(Dataset entries on figures)
>>

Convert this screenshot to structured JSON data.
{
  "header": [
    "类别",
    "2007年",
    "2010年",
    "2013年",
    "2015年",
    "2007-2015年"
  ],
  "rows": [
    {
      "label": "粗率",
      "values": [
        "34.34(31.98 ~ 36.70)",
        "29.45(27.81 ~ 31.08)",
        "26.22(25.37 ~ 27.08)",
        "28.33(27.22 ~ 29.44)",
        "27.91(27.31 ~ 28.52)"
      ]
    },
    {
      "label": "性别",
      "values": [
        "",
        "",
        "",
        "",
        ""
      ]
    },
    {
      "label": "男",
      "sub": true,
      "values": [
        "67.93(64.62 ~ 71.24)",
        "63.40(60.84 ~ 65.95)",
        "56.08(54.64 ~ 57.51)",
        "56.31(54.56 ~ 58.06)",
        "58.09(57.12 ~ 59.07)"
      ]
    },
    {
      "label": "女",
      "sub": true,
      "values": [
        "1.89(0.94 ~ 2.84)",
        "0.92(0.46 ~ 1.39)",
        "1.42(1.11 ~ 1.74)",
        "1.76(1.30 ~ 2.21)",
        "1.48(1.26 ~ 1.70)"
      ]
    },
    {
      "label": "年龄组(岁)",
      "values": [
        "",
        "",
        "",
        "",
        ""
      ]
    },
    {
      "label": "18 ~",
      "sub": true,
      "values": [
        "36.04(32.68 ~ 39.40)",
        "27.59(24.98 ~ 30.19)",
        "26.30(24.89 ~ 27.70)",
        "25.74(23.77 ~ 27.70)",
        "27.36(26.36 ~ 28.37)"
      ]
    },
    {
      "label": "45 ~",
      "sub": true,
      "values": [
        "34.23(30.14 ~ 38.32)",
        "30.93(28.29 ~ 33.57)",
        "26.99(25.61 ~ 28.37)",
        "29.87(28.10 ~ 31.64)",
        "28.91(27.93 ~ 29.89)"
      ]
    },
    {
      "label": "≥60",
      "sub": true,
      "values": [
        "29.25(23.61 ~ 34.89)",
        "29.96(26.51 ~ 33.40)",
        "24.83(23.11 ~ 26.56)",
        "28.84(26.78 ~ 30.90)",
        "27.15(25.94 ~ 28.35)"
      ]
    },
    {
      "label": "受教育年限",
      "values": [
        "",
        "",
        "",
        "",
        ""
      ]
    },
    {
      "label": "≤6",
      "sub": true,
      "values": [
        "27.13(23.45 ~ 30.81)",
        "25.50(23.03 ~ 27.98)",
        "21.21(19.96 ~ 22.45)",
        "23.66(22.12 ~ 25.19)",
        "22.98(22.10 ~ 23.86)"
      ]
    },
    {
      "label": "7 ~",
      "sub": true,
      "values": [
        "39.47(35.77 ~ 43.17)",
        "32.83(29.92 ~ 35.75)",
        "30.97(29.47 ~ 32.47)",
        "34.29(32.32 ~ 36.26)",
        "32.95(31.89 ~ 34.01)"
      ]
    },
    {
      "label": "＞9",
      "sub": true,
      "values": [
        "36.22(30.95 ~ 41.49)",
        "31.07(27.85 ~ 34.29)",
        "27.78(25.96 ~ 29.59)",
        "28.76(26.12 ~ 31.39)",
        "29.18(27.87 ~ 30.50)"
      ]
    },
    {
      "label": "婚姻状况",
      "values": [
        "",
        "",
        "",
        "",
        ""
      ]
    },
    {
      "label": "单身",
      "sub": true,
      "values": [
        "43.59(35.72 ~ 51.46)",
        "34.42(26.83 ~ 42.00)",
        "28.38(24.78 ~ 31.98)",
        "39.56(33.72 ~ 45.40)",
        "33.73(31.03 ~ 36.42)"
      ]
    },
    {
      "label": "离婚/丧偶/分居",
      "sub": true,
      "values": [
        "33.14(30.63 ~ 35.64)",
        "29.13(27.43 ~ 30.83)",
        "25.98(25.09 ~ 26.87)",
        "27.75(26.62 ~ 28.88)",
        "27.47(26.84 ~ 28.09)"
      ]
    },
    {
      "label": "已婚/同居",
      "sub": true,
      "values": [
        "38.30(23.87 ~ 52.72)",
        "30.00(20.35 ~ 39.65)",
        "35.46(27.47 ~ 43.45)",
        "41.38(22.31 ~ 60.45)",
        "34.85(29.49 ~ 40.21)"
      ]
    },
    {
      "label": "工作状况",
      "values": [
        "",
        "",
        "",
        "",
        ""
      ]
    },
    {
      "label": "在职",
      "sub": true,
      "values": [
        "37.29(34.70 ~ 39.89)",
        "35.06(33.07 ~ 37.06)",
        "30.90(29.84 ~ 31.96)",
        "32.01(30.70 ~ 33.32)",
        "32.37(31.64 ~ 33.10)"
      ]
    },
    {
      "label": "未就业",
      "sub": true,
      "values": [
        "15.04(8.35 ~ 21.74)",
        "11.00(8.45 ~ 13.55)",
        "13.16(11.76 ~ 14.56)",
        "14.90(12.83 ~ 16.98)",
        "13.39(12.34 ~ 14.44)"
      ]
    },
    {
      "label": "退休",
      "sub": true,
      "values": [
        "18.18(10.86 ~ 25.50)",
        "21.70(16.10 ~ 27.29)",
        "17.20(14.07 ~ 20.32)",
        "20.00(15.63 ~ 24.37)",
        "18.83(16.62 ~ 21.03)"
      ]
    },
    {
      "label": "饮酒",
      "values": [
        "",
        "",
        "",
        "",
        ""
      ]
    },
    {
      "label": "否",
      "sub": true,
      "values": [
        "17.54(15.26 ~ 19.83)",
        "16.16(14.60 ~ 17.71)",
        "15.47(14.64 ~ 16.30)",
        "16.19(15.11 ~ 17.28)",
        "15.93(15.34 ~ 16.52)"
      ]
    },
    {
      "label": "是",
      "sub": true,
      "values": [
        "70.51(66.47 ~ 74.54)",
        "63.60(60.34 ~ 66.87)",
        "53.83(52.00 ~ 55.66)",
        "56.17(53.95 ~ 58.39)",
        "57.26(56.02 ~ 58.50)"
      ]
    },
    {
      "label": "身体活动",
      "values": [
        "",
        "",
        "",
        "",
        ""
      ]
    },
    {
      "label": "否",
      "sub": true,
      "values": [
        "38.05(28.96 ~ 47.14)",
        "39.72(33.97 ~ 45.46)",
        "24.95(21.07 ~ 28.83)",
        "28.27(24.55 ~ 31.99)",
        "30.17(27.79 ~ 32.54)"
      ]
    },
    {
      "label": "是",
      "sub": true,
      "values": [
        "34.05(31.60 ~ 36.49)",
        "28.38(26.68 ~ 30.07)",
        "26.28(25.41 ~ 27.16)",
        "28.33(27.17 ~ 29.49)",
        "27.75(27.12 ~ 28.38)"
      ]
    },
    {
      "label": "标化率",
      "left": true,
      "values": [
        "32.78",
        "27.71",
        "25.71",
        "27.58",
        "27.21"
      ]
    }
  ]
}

<<

◆ **Short task**
Reproduce the material exactly, with every line intact.

◆ **Reply**
Convert this screenshot to structured JSON data.
{
  "header": [
    "类别",
    "2007年",
    "2010年",
    "2013年",
    "2015年",
    "2007-2015年"
  ],
  "rows": [
    {
      "label": "粗率",
      "values": [
        "34.34(31.98 ~ 36.70)",
        "29.45(27.81 ~ 31.08)",
        "26.22(25.37 ~ 27.08)",
        "28.33(27.22 ~ 29.44)",
        "27.91(27.31 ~ 28.52)"
      ]
    },
    {
      "label": "性别",
      "values": [
        "",
        "",
        "",
        "",
        ""
      ]
    },
    {
      "label": "男",
      "sub": true,
      "values": [
        "67.93(64.62 ~ 71.24)",
        "63.40(60.84 ~ 65.95)",
        "56.08(54.64 ~ 57.51)",
        "56.31(54.56 ~ 58.06)",
        "58.09(57.12 ~ 59.07)"
      ]
    },
    {
      "label": "女",
      "sub": true,
      "values": [
        "1.89(0.94 ~ 2.84)",
        "0.92(0.46 ~ 1.39)",
        "1.42(1.11 ~ 1.74)",
        "1.76(1.30 ~ 2.21)",
        "1.48(1.26 ~ 1.70)"
      ]
    },
    {
      "label": "年龄组(岁)",
      "values": [
        "",
        "",
        "",
        "",
        ""
      ]
    },
    {
      "label": "18 ~",
      "sub": true,
      "values": [
        "36.04(32.68 ~ 39.40)",
        "27.59(24.98 ~ 30.19)",
        "26.30(24.89 ~ 27.70)",
        "25.74(23.77 ~ 27.70)",
        "27.36(26.36 ~ 28.37)"
      ]
    },
    {
      "label": "45 ~",
      "sub": true,
      "values": [
        "34.23(30.14 ~ 38.32)",
        "30.93(28.29 ~ 33.57)",
        "26.99(25.61 ~ 28.37)",
        "29.87(28.10 ~ 31.64)",
        "28.91(27.93 ~ 29.89)"
      ]
    },
    {
      "label": "≥60",
      "sub": true,
      "values": [
        "29.25(23.61 ~ 34.89)",
        "29.96(26.51 ~ 33.40)",
        "24.83(23.11 ~ 26.56)",
        "28.84(26.78 ~ 30.90)",
        "27.15(25.94 ~ 28.35)"
      ]
    },
    {
      "label": "受教育年限",
      "values": [
        "",
        "",
        "",
        "",
        ""
      ]
    },
    {
      "label": "≤6",
      "sub": true,
      "values": [
        "27.13(23.45 ~ 30.81)",
        "25.50(23.03 ~ 27.98)",
        "21.21(19.96 ~ 22.45)",
        "23.66(22.12 ~ 25.19)",
        "22.98(22.10 ~ 23.86)"
      ]
    },
    {
      "label": "7 ~",
      "sub": true,
      "values": [
        "39.47(35.77 ~ 43.17)",
        "32.83(29.92 ~ 35.75)",
        "30.97(29.47 ~ 32.47)",
        "34.29(32.32 ~ 36.26)",
        "32.95(31.89 ~ 34.01)"
      ]
    },
    {
      "label": "＞9",
      "sub": true,
      "values": [
        "36.22(30.95 ~ 41.49)",
        "31.07(27.85 ~ 34.29)",
        "27.78(25.96 ~ 29.59)",
        "28.76(26.12 ~ 31.39)",
        "29.18(27.87 ~ 30.50)"
      ]
    },
    {
      "label": "婚姻状况",
      "values": [
        "",
        "",
        "",
        "",
        ""
      ]
    },
    {
      "label": "单身",
      "sub": true,
      "values": [
        "43.59(35.72 ~ 51.46)",
        "34.42(26.83 ~ 42.00)",
        "28.38(24.78 ~ 31.98)",
        "39.56(33.72 ~ 45.40)",
        "33.73(31.03 ~ 36.42)"
      ]
    },
    {
      "label": "离婚/丧偶/分居",
      "sub": true,
      "values": [
        "33.14(30.63 ~ 35.64)",
        "29.13(27.43 ~ 30.83)",
        "25.98(25.09 ~ 26.87)",
        "27.75(26.62 ~ 28.88)",
        "27.47(26.84 ~ 28.09)"
      ]
    },
    {
      "label": "已婚/同居",
      "sub": true,
      "values": [
        "38.30(23.87 ~ 52.72)",
        "30.00(20.35 ~ 39.65)",
        "35.46(27.47 ~ 43.45)",
        "41.38(22.31 ~ 60.45)",
        "34.85(29.49 ~ 40.21)"
      ]
    },
    {
      "label": "工作状况",
      "values": [
        "",
        "",
        "",
        "",
        ""
      ]
    },
    {
      "label": "在职",
      "sub": true,
      "values": [
        "37.29(34.70 ~ 39.89)",
        "35.06(33.07 ~ 37.06)",
        "30.90(29.84 ~ 31.96)",
        "32.01(30.70 ~ 33.32)",
        "32.37(31.64 ~ 33.10)"
      ]
    },
    {
      "label": "未就业",
      "sub": true,
      "values": [
        "15.04(8.35 ~ 21.74)",
        "11.00(8.45 ~ 13.55)",
        "13.16(11.76 ~ 14.56)",
        "14.90(12.83 ~ 16.98)",
        "13.39(12.34 ~ 14.44)"
      ]
    },
    {
      "label": "退休",
      "sub": true,
      "values": [
        "18.18(10.86 ~ 25.50)",
        "21.70(16.10 ~ 27.29)",
        "17.20(14.07 ~ 20.32)",
        "20.00(15.63 ~ 24.37)",
        "18.83(16.62 ~ 21.03)"
      ]
    },
    {
      "label": "饮酒",
      "values": [
        "",
        "",
        "",
        "",
        ""
      ]
    },
    {
      "label": "否",
      "sub": true,
      "values": [
        "17.54(15.26 ~ 19.83)",
        "16.16(14.60 ~ 17.71)",
        "15.47(14.64 ~ 16.30)",
        "16.19(15.11 ~ 17.28)",
        "15.93(15.34 ~ 16.52)"
      ]
    },
    {
      "label": "是",
      "sub": true,
      "values": [
        "70.51(66.47 ~ 74.54)",
        "63.60(60.34 ~ 66.87)",
        "53.83(52.00 ~ 55.66)",
        "56.17(53.95 ~ 58.39)",
        "57.26(56.02 ~ 58.50)"
      ]
    },
    {
      "label": "身体活动",
      "values": [
        "",
        "",
        "",
        "",
        ""
      ]
    },
    {
      "label": "否",
      "sub": true,
      "values": [
        "38.05(28.96 ~ 47.14)",
        "39.72(33.97 ~ 45.46)",
        "24.95(21.07 ~ 28.83)",
        "28.27(24.55 ~ 31.99)",
        "30.17(27.79 ~ 32.54)"
      ]
    },
    {
      "label": "是",
      "sub": true,
      "values": [
        "34.05(31.60 ~ 36.49)",
        "28.38(26.68 ~ 30.07)",
        "26.28(25.41 ~ 27.16)",
        "28.33(27.17 ~ 29.49)",
        "27.75(27.12 ~ 28.38)"
      ]
    },
    {
      "label": "标化率",
      "left": true,
      "values": [
        "32.78",
        "27.71",
        "25.71",
        "27.58",
        "27.21"
      ]
    }
  ]
}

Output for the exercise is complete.